[Stated goal] Locate all lines with the word "explore". Copy them.

Data entries
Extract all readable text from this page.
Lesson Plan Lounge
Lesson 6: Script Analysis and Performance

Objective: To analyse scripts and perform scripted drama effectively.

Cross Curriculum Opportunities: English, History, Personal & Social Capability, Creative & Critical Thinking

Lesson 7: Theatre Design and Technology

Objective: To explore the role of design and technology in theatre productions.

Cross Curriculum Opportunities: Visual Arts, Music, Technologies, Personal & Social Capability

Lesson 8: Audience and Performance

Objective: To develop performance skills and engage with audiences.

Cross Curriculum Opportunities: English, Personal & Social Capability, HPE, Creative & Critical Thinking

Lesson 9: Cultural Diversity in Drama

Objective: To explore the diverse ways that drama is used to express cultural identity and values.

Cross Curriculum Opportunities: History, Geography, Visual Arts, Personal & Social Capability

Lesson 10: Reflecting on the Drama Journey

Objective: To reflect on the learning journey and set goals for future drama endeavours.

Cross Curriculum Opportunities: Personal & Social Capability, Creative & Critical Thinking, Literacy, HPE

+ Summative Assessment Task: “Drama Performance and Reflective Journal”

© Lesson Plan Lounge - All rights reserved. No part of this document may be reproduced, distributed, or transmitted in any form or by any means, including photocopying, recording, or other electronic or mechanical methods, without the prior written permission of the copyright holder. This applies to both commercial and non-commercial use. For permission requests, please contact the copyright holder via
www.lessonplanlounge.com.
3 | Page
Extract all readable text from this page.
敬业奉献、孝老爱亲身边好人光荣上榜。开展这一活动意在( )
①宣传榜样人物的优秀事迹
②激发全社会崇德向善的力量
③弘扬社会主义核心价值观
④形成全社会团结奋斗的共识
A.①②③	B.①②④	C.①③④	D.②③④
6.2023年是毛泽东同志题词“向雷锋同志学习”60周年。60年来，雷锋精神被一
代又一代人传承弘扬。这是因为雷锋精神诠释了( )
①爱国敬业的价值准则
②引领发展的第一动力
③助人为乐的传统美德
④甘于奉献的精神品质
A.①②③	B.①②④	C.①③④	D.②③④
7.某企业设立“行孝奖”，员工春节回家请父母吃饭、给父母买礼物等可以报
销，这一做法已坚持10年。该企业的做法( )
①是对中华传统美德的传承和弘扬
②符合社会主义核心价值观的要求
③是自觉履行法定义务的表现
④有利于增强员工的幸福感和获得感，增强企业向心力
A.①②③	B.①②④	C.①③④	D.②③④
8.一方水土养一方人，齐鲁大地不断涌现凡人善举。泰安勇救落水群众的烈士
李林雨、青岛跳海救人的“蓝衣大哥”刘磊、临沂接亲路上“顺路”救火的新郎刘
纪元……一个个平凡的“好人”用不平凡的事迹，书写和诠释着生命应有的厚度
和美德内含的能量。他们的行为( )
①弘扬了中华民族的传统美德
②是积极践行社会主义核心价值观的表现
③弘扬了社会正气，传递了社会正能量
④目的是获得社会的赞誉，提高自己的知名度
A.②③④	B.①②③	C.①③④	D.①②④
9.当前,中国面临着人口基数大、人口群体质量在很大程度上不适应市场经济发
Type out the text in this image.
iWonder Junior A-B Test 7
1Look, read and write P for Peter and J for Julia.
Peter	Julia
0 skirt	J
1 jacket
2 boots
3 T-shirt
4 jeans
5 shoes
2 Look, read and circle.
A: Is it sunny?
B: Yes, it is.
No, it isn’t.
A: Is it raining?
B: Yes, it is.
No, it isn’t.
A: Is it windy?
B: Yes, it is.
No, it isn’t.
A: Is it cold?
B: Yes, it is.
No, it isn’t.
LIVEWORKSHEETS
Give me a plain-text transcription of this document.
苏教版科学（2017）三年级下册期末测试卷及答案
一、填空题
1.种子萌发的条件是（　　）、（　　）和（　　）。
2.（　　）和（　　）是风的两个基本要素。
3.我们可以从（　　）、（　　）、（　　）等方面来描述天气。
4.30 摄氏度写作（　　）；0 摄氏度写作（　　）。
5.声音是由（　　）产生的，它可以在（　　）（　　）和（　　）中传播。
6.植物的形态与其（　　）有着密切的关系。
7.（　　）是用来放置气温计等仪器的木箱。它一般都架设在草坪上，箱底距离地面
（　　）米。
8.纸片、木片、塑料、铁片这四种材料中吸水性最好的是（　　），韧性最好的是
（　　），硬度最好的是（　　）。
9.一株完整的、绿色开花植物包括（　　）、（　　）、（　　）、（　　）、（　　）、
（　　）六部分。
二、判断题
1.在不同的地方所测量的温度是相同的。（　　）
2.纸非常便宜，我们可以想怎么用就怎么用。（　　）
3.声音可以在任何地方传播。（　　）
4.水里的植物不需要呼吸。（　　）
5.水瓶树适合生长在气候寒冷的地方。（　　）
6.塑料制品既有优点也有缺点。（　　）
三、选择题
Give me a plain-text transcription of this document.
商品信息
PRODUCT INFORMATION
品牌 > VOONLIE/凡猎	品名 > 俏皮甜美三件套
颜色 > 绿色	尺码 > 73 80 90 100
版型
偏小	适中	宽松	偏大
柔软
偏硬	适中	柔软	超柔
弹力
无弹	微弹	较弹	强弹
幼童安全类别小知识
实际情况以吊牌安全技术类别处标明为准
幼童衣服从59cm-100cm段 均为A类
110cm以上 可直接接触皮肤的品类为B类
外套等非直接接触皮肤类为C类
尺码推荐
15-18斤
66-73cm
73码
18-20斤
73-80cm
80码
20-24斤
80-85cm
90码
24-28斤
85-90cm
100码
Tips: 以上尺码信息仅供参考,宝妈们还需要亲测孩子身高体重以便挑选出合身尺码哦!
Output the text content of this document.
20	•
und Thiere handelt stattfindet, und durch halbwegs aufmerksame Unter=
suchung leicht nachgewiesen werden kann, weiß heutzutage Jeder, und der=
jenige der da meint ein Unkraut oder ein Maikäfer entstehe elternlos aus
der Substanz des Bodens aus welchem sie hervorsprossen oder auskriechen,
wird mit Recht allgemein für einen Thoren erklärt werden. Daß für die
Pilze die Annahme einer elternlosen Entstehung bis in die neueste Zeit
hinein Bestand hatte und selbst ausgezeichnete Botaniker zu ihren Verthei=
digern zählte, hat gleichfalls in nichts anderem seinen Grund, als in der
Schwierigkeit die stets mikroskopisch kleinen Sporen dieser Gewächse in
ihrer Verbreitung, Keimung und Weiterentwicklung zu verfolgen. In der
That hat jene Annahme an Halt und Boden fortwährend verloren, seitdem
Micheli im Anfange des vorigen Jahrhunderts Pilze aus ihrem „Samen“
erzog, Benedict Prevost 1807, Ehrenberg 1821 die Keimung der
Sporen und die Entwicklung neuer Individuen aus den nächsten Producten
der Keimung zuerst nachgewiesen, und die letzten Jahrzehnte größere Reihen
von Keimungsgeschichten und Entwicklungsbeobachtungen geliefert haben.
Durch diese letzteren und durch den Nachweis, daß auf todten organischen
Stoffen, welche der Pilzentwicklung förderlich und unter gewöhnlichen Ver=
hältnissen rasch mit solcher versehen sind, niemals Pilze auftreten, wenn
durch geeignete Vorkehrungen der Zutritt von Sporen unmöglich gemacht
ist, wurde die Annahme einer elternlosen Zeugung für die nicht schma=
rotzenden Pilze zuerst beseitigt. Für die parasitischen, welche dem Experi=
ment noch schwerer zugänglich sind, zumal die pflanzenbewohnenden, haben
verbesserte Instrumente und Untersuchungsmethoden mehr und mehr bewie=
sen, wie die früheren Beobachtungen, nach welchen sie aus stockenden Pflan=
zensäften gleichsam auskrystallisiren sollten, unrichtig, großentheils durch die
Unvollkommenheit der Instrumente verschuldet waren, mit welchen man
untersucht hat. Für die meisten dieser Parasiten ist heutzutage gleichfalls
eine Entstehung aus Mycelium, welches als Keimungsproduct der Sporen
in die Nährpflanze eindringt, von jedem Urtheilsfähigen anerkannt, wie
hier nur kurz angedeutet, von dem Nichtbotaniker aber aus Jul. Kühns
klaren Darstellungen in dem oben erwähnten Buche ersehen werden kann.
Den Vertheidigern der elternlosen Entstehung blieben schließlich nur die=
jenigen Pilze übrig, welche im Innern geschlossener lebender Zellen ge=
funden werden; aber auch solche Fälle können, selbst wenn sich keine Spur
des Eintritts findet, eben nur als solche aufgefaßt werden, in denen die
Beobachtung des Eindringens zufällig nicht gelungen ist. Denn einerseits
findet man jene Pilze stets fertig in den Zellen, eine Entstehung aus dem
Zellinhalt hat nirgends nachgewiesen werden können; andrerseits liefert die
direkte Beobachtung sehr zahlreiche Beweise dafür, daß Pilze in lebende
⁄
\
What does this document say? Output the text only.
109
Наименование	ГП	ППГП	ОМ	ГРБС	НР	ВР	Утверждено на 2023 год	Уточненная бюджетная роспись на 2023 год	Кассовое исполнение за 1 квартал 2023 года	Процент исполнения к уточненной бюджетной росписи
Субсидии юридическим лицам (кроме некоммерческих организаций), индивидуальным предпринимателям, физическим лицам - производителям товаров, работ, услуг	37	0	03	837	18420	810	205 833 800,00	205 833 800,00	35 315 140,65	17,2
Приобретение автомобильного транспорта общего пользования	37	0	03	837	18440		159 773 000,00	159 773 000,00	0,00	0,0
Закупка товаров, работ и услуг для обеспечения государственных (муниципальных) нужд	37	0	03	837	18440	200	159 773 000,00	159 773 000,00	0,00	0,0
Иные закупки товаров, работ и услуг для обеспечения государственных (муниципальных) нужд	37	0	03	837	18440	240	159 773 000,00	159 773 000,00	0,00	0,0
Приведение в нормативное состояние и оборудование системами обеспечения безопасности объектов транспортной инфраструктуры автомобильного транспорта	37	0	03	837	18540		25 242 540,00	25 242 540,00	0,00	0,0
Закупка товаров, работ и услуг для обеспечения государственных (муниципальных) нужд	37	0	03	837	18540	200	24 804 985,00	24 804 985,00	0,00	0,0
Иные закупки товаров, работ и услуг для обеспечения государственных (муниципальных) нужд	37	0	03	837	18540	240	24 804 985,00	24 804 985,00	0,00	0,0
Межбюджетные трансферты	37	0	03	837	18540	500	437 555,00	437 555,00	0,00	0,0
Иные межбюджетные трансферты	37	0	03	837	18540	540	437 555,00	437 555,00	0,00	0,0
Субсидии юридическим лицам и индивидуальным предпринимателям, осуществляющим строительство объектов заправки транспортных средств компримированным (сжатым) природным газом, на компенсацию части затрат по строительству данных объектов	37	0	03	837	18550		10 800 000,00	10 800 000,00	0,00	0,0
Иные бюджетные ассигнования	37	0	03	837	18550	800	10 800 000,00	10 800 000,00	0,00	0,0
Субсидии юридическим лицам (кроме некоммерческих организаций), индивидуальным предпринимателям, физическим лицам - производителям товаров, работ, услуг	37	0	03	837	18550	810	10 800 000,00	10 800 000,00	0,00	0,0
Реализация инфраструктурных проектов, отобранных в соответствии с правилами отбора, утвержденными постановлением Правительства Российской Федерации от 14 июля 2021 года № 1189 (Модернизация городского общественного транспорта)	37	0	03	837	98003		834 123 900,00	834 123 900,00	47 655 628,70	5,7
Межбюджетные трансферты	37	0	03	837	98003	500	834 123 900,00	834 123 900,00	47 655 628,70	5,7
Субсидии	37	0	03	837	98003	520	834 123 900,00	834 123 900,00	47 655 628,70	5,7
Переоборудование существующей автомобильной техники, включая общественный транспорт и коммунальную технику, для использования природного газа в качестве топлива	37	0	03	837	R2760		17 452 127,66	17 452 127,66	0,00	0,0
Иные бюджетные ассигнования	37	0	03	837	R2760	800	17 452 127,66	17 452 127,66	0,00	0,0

[Exercise answer]
Objective: To explore the role of design and technology in theatre productions.
Objective: To explore the diverse ways that drama is used to express cultural identity and values.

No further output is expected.